# Exercise
Check each line of the entries below for the string "ylabel"; copy every line where it appears.

# Start of Available data

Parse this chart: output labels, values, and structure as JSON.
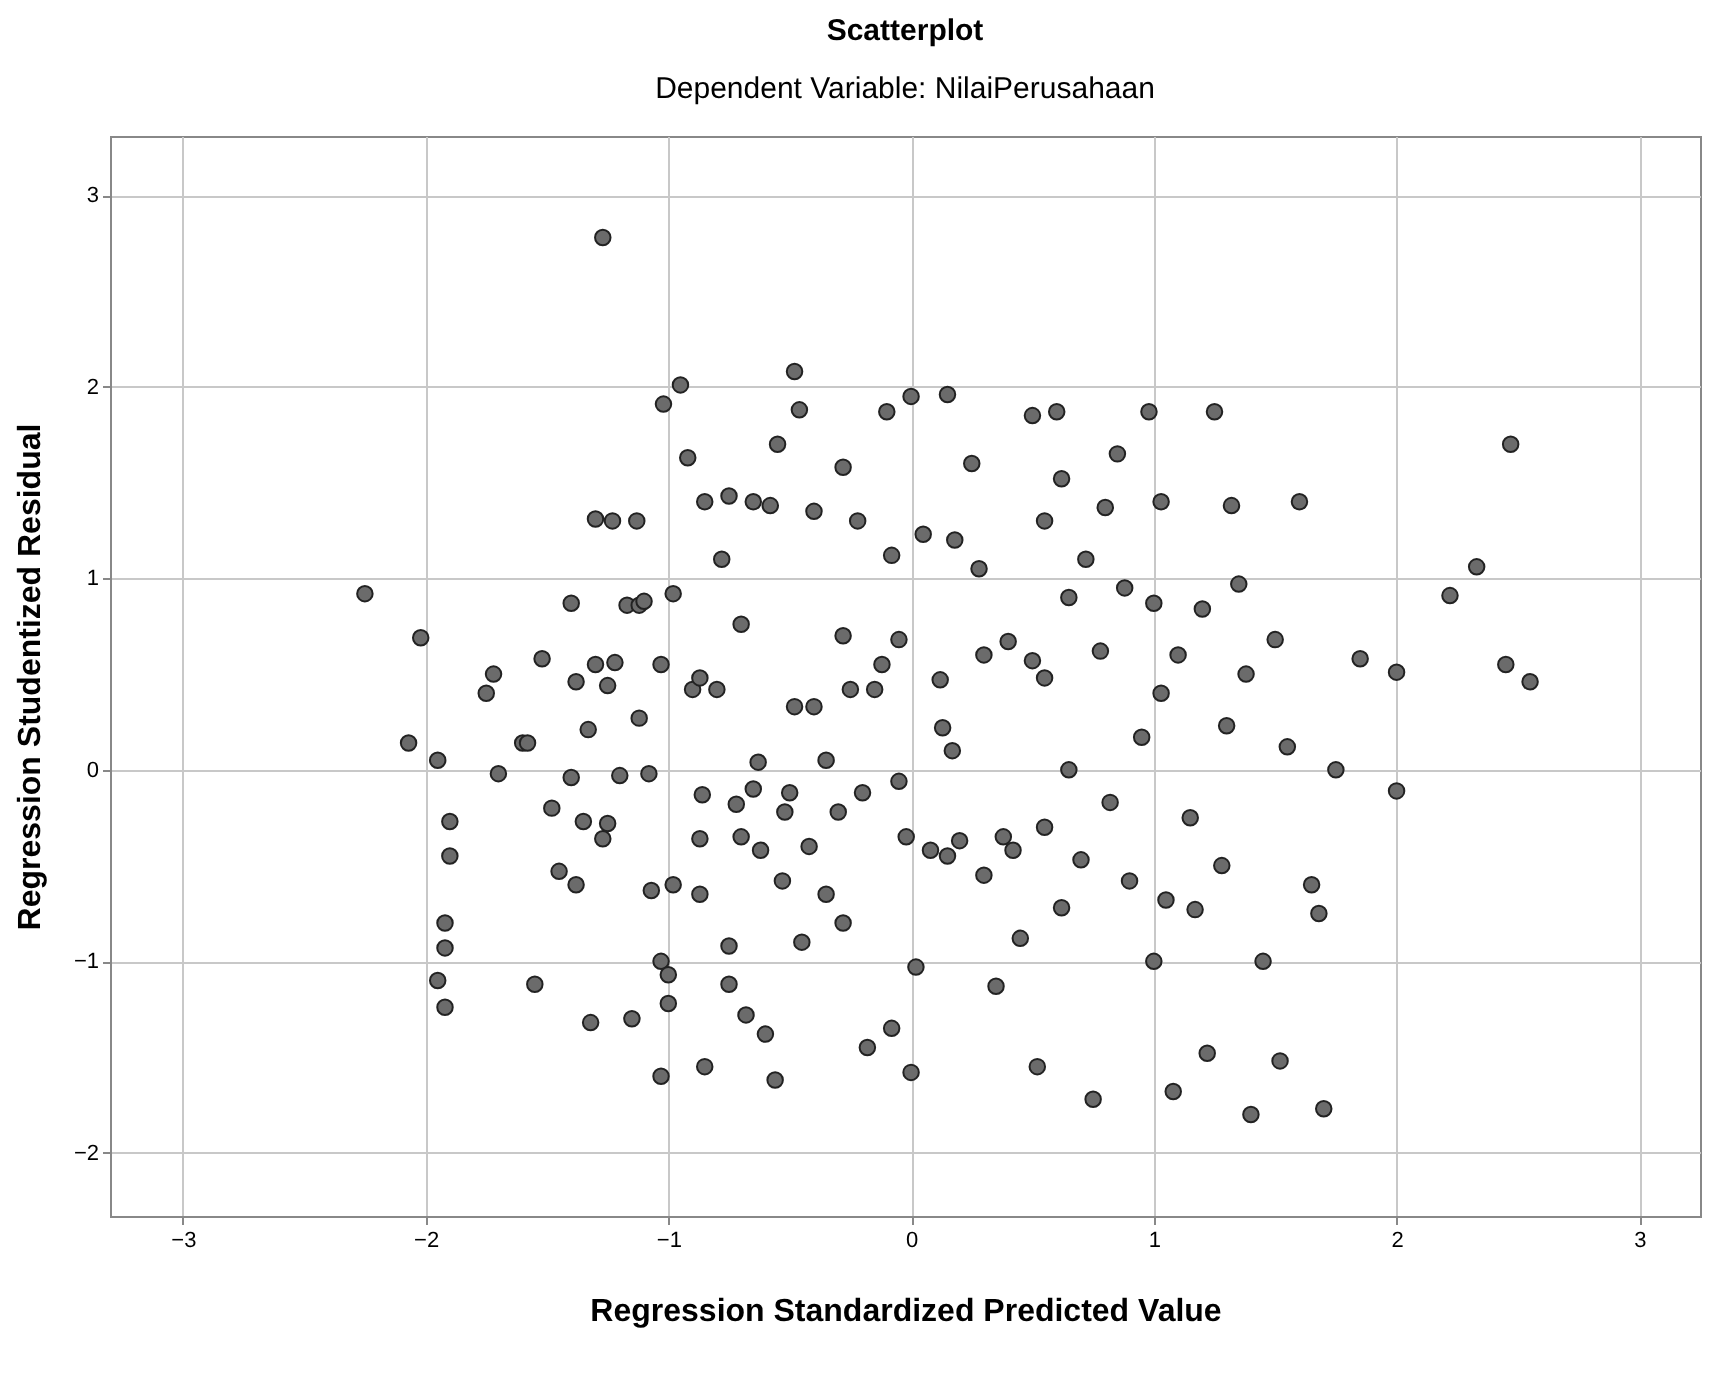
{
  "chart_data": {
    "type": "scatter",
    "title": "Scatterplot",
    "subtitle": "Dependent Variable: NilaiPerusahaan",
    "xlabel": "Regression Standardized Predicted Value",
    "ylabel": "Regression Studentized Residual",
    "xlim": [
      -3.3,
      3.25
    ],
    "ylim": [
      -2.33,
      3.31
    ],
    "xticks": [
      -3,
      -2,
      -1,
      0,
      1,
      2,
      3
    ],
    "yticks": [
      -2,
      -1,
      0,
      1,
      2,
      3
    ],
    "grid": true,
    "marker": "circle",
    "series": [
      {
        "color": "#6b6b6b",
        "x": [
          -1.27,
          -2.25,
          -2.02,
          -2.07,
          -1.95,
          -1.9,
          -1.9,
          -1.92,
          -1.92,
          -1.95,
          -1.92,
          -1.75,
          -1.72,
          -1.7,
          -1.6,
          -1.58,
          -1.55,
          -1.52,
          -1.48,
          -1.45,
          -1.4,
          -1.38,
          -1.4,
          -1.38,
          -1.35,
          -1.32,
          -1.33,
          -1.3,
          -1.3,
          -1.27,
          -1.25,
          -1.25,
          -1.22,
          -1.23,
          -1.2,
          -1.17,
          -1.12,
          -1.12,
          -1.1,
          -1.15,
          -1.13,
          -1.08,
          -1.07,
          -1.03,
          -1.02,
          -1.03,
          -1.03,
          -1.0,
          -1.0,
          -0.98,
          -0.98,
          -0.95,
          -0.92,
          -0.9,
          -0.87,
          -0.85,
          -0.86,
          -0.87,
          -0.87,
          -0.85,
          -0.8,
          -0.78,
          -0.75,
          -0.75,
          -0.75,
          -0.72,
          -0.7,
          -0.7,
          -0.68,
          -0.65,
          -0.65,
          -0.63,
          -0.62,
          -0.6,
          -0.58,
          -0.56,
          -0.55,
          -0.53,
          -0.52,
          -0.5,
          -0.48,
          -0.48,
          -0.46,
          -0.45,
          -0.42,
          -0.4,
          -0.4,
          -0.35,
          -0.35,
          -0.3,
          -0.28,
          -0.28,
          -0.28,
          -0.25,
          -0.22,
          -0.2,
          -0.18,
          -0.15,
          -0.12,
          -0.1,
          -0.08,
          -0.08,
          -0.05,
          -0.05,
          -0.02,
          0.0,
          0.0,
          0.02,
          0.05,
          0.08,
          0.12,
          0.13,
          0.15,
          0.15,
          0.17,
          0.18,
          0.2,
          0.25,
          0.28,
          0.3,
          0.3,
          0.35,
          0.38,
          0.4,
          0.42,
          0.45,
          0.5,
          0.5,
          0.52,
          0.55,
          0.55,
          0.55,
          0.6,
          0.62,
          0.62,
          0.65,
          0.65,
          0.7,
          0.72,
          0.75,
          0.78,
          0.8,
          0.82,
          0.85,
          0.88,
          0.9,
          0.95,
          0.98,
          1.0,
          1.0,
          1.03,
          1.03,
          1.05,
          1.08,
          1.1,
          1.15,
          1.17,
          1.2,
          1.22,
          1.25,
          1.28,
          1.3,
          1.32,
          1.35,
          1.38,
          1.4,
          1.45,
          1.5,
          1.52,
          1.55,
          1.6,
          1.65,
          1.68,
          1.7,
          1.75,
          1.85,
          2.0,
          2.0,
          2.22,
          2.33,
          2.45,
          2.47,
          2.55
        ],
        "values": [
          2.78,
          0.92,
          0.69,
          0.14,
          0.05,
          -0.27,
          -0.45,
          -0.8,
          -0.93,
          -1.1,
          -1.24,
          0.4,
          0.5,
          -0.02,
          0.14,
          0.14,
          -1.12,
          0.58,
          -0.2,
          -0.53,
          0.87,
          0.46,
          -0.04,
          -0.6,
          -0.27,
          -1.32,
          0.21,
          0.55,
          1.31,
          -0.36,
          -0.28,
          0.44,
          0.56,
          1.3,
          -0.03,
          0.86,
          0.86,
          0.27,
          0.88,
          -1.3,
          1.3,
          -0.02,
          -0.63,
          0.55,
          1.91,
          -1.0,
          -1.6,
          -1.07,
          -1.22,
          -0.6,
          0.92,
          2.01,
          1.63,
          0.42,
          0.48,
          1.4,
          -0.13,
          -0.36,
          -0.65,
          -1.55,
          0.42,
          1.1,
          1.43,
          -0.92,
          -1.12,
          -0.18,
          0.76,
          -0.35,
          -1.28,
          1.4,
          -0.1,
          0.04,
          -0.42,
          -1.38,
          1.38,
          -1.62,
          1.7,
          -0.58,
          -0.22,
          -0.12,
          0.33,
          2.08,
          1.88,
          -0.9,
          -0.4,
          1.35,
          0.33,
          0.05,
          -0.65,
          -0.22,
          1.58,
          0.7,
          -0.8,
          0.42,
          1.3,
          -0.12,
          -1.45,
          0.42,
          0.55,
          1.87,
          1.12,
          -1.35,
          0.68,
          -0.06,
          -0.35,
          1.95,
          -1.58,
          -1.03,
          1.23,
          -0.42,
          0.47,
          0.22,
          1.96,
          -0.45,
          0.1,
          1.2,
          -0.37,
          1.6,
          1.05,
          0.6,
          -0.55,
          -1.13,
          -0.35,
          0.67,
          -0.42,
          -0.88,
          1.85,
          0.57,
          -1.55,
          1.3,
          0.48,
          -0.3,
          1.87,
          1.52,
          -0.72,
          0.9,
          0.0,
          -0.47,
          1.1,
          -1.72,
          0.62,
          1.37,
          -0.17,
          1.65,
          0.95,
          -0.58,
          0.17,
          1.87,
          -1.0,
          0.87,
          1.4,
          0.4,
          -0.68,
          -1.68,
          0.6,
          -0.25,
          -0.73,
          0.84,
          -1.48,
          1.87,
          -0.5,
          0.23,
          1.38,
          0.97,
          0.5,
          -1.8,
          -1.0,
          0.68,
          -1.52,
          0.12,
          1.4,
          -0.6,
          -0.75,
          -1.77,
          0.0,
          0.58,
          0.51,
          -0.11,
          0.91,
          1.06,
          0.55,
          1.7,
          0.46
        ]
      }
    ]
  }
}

# End of Available data
# Start of Available data

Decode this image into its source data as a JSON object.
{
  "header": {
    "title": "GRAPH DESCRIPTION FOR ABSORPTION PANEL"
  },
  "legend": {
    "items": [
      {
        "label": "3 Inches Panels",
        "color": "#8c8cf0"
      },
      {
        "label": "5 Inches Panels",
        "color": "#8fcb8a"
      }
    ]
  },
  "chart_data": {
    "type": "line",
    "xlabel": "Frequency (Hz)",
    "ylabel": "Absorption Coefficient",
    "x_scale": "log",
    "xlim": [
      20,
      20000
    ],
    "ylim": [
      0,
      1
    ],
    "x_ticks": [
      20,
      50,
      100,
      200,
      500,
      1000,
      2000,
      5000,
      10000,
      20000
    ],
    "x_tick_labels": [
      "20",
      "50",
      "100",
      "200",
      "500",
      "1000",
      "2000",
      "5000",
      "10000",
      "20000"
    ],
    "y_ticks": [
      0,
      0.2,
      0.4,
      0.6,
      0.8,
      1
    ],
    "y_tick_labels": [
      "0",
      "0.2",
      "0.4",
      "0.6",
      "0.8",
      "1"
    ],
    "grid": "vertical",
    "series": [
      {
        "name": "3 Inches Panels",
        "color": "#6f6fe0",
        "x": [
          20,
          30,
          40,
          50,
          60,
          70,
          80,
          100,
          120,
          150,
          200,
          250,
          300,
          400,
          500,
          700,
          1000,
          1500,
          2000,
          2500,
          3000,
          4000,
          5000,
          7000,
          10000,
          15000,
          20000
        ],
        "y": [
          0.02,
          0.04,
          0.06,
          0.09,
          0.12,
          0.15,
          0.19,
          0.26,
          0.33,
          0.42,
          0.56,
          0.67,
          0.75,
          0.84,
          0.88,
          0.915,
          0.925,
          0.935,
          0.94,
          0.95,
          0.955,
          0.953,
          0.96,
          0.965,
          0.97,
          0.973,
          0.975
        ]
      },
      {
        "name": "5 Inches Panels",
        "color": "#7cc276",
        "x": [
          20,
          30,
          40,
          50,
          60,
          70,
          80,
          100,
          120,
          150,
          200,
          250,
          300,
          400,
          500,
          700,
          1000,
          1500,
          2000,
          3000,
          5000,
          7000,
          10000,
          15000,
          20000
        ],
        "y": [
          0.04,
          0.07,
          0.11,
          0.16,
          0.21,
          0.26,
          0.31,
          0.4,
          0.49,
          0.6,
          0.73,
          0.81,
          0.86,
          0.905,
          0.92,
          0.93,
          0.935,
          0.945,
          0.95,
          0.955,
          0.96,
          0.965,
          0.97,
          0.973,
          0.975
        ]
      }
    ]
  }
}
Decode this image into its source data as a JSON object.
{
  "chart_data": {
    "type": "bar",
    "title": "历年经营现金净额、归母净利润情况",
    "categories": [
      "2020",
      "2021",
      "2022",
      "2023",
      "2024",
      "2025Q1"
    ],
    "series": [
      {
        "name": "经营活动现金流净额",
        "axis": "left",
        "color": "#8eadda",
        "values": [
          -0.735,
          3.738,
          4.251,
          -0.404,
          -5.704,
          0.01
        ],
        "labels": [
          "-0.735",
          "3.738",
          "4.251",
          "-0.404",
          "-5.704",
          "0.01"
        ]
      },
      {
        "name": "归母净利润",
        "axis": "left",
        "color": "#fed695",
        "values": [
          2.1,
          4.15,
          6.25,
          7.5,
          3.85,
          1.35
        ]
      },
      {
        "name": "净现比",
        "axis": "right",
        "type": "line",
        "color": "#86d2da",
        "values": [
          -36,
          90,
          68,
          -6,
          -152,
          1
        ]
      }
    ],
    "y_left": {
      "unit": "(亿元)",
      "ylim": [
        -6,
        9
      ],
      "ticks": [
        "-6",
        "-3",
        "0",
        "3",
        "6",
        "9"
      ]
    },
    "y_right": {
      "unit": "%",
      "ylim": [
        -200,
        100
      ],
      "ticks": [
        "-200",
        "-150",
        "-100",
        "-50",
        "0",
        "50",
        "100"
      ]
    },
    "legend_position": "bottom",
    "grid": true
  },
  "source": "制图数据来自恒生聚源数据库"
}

# End of Available data

# The response
    "ylabel": "Regression Studentized Residual",
    "ylabel": "Absorption Coefficient",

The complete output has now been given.